• What you need to do: All lines below must be repeated exactly, with the pictures omitted.

• Record extracts:

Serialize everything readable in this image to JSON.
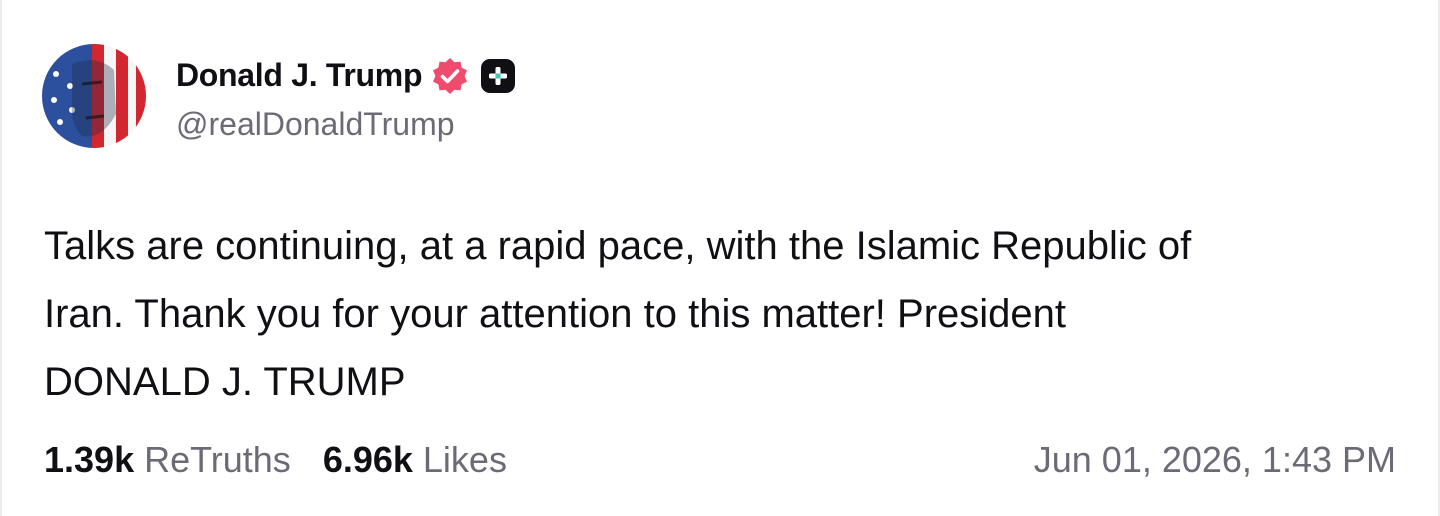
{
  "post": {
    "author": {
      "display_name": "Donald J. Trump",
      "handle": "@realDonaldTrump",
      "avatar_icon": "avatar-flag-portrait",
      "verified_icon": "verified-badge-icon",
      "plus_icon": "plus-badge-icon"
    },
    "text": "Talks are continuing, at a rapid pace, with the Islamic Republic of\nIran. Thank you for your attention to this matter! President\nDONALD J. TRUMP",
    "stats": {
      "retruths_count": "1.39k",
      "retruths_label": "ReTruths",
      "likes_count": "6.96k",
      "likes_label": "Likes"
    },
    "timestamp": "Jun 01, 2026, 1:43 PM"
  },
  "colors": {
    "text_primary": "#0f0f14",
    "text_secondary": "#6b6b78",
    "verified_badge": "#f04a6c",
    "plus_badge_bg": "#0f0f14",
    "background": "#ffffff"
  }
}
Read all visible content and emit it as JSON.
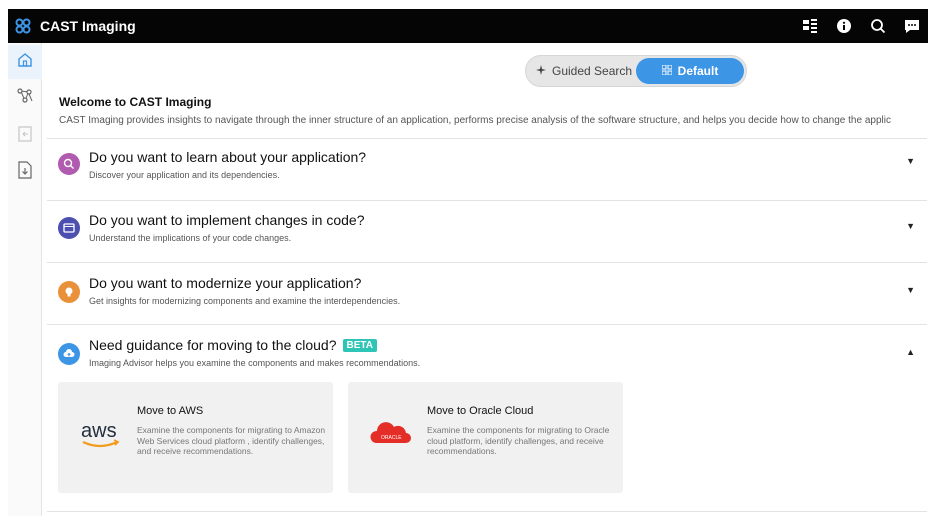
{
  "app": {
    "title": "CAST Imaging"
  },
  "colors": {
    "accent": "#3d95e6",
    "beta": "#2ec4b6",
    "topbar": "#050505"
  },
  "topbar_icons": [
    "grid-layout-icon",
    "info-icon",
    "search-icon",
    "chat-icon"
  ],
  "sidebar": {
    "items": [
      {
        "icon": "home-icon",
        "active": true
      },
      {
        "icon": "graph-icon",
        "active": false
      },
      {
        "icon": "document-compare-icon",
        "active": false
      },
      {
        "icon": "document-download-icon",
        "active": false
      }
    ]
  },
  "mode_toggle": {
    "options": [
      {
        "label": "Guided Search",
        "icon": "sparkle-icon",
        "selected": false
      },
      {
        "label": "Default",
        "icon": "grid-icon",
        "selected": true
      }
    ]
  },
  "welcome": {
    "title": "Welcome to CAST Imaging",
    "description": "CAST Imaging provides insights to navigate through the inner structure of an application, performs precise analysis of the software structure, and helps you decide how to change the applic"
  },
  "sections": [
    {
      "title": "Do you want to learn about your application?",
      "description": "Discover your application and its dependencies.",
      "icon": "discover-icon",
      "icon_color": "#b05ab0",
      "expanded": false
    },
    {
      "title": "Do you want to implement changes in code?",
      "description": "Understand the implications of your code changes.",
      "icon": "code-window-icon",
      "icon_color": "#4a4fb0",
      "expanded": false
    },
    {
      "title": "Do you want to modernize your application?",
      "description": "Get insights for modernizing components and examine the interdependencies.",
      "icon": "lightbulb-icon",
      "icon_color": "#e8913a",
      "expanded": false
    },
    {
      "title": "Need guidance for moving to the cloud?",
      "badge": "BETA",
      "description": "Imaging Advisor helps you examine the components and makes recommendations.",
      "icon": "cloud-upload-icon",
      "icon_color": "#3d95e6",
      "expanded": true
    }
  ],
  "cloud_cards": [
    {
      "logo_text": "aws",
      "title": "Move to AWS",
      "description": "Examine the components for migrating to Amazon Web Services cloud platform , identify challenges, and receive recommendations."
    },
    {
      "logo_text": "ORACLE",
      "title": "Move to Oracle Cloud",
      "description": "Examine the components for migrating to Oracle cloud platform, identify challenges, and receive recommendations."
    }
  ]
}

• Task answer:
Serialize everything readable in this image to JSON.
{
  "post": {
    "author": {
      "display_name": "Donald J. Trump",
      "handle": "@realDonaldTrump",
      "avatar_icon": "avatar-flag-portrait",
      "verified_icon": "verified-badge-icon",
      "plus_icon": "plus-badge-icon"
    },
    "text": "Talks are continuing, at a rapid pace, with the Islamic Republic of\nIran. Thank you for your attention to this matter! President\nDONALD J. TRUMP",
    "stats": {
      "retruths_count": "1.39k",
      "retruths_label": "ReTruths",
      "likes_count": "6.96k",
      "likes_label": "Likes"
    },
    "timestamp": "Jun 01, 2026, 1:43 PM"
  },
  "colors": {
    "text_primary": "#0f0f14",
    "text_secondary": "#6b6b78",
    "verified_badge": "#f04a6c",
    "plus_badge_bg": "#0f0f14",
    "background": "#ffffff"
  }
}
Read all visible content and emit it as JSON.
{
  "app": {
    "title": "CAST Imaging"
  },
  "colors": {
    "accent": "#3d95e6",
    "beta": "#2ec4b6",
    "topbar": "#050505"
  },
  "topbar_icons": [
    "grid-layout-icon",
    "info-icon",
    "search-icon",
    "chat-icon"
  ],
  "sidebar": {
    "items": [
      {
        "icon": "home-icon",
        "active": true
      },
      {
        "icon": "graph-icon",
        "active": false
      },
      {
        "icon": "document-compare-icon",
        "active": false
      },
      {
        "icon": "document-download-icon",
        "active": false
      }
    ]
  },
  "mode_toggle": {
    "options": [
      {
        "label": "Guided Search",
        "icon": "sparkle-icon",
        "selected": false
      },
      {
        "label": "Default",
        "icon": "grid-icon",
        "selected": true
      }
    ]
  },
  "welcome": {
    "title": "Welcome to CAST Imaging",
    "description": "CAST Imaging provides insights to navigate through the inner structure of an application, performs precise analysis of the software structure, and helps you decide how to change the applic"
  },
  "sections": [
    {
      "title": "Do you want to learn about your application?",
      "description": "Discover your application and its dependencies.",
      "icon": "discover-icon",
      "icon_color": "#b05ab0",
      "expanded": false
    },
    {
      "title": "Do you want to implement changes in code?",
      "description": "Understand the implications of your code changes.",
      "icon": "code-window-icon",
      "icon_color": "#4a4fb0",
      "expanded": false
    },
    {
      "title": "Do you want to modernize your application?",
      "description": "Get insights for modernizing components and examine the interdependencies.",
      "icon": "lightbulb-icon",
      "icon_color": "#e8913a",
      "expanded": false
    },
    {
      "title": "Need guidance for moving to the cloud?",
      "badge": "BETA",
      "description": "Imaging Advisor helps you examine the components and makes recommendations.",
      "icon": "cloud-upload-icon",
      "icon_color": "#3d95e6",
      "expanded": true
    }
  ],
  "cloud_cards": [
    {
      "logo_text": "aws",
      "title": "Move to AWS",
      "description": "Examine the components for migrating to Amazon Web Services cloud platform , identify challenges, and receive recommendations."
    },
    {
      "logo_text": "ORACLE",
      "title": "Move to Oracle Cloud",
      "description": "Examine the components for migrating to Oracle cloud platform, identify challenges, and receive recommendations."
    }
  ]
}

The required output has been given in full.